## What this task involves
Read through the data and count the lines that contain the string "plays"; give only the result.

# Start of Source material

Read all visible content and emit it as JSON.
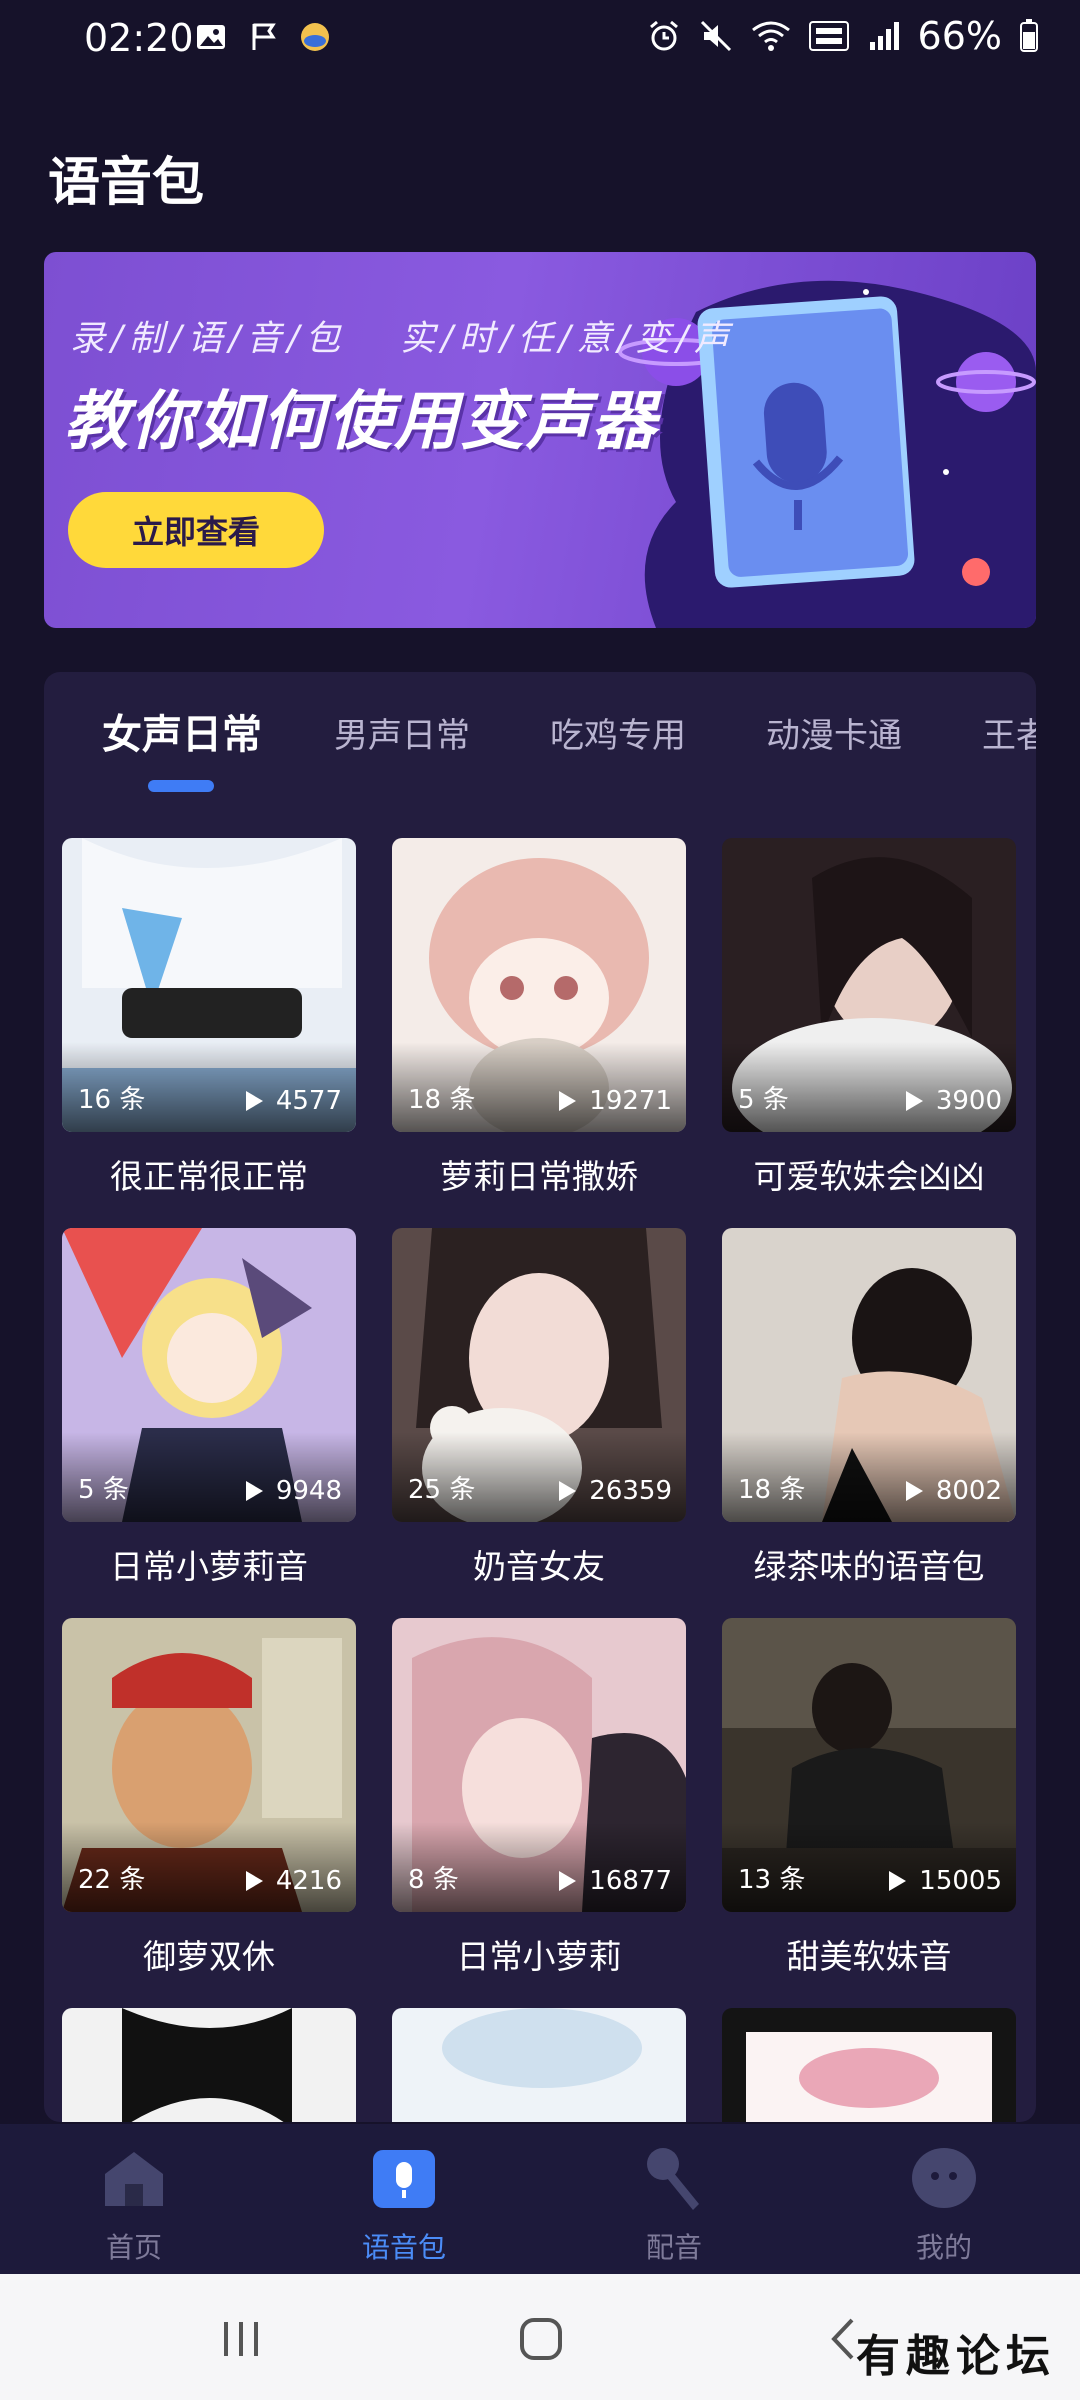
{
  "status_bar": {
    "time": "02:20",
    "battery": "66%"
  },
  "page": {
    "title": "语音包"
  },
  "banner": {
    "subtitle_left": "录/制/语/音/包",
    "subtitle_right": "实/时/任/意/变/声",
    "headline": "教你如何使用变声器",
    "cta_label": "立即查看"
  },
  "tabs": [
    {
      "label": "女声日常",
      "active": true
    },
    {
      "label": "男声日常"
    },
    {
      "label": "吃鸡专用"
    },
    {
      "label": "动漫卡通"
    },
    {
      "label": "王者"
    }
  ],
  "items": [
    {
      "title": "很正常很正常",
      "count": "16 条",
      "plays": "4577"
    },
    {
      "title": "萝莉日常撒娇",
      "count": "18 条",
      "plays": "19271"
    },
    {
      "title": "可爱软妹会凶凶",
      "count": "5 条",
      "plays": "3900"
    },
    {
      "title": "日常小萝莉音",
      "count": "5 条",
      "plays": "9948"
    },
    {
      "title": "奶音女友",
      "count": "25 条",
      "plays": "26359"
    },
    {
      "title": "绿茶味的语音包",
      "count": "18 条",
      "plays": "8002"
    },
    {
      "title": "御萝双休",
      "count": "22 条",
      "plays": "4216"
    },
    {
      "title": "日常小萝莉",
      "count": "8 条",
      "plays": "16877"
    },
    {
      "title": "甜美软妹音",
      "count": "13 条",
      "plays": "15005"
    }
  ],
  "bottom_nav": [
    {
      "label": "首页",
      "icon": "home-icon"
    },
    {
      "label": "语音包",
      "icon": "voice-pack-icon",
      "active": true
    },
    {
      "label": "配音",
      "icon": "microphone-icon"
    },
    {
      "label": "我的",
      "icon": "profile-icon"
    }
  ],
  "watermark": "有趣论坛",
  "colors": {
    "accent": "#3f7cf5",
    "background": "#16122a",
    "card": "#231d3f",
    "cta": "#ffd93a"
  }
}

# End of Source material

## Output of the exercise
9